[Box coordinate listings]
[Begin]
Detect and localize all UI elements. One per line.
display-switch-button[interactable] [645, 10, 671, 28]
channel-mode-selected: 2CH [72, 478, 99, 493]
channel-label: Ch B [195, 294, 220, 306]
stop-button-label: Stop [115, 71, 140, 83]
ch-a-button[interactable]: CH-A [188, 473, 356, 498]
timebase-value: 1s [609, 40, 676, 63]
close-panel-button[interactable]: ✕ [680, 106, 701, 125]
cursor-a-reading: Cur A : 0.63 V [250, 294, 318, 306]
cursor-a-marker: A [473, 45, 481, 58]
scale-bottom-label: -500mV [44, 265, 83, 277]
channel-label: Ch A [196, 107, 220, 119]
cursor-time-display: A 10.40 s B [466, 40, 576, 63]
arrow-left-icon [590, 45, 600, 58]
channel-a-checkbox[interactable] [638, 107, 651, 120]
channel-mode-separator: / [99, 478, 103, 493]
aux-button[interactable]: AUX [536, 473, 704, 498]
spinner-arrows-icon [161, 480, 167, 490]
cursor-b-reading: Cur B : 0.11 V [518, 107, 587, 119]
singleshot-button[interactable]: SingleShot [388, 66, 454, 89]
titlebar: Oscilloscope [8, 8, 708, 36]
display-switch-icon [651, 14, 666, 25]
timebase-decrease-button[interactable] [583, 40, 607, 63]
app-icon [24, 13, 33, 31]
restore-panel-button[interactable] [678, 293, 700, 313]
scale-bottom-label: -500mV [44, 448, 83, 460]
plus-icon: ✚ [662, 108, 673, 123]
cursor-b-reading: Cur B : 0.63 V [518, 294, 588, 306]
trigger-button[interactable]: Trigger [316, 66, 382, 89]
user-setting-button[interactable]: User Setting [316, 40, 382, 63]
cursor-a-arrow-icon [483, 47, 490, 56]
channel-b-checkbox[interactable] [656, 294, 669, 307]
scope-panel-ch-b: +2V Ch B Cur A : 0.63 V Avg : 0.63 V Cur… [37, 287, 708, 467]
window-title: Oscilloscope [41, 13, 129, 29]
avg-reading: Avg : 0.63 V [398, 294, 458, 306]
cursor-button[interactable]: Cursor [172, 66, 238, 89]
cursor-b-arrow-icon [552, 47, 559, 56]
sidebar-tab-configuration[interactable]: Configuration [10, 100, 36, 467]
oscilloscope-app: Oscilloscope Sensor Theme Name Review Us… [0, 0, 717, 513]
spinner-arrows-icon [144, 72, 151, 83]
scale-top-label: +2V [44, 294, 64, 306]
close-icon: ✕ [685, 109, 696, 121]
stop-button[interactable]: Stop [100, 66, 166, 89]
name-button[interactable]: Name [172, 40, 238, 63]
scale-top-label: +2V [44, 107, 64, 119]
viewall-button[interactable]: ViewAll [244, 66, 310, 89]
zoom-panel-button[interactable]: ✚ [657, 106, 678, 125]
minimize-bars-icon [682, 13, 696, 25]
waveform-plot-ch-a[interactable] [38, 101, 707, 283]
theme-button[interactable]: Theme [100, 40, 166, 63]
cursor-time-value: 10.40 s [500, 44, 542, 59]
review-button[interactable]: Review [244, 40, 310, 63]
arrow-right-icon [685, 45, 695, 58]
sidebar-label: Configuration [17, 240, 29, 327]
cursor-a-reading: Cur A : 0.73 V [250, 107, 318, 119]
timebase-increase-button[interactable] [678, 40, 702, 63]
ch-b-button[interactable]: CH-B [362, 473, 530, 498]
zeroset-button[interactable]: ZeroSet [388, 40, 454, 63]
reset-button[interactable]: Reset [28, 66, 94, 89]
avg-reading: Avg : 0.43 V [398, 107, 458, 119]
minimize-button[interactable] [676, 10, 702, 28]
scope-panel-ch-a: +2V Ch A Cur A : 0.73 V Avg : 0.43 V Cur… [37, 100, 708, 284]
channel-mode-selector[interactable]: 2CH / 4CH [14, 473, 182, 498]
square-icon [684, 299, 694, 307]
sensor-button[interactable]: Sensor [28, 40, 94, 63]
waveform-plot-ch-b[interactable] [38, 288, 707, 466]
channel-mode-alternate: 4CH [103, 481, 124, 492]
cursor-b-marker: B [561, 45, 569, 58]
[End]
**TO DO:** Express the lines above, from the start of the items through the line containing "cursor-a-reading: Cur A : 0.63", as a JSON list of strings. Use one string per line and leave out any blank lines.

**SOLUTION:**
[
  "Detect and localize all UI elements. One per line.",
  "display-switch-button[interactable] [645, 10, 671, 28]",
  "channel-mode-selected: 2CH [72, 478, 99, 493]",
  "channel-label: Ch B [195, 294, 220, 306]",
  "stop-button-label: Stop [115, 71, 140, 83]",
  "ch-a-button[interactable]: CH-A [188, 473, 356, 498]",
  "timebase-value: 1s [609, 40, 676, 63]",
  "close-panel-button[interactable]: ✕ [680, 106, 701, 125]",
  "cursor-a-reading: Cur A : 0.63 V [250, 294, 318, 306]"
]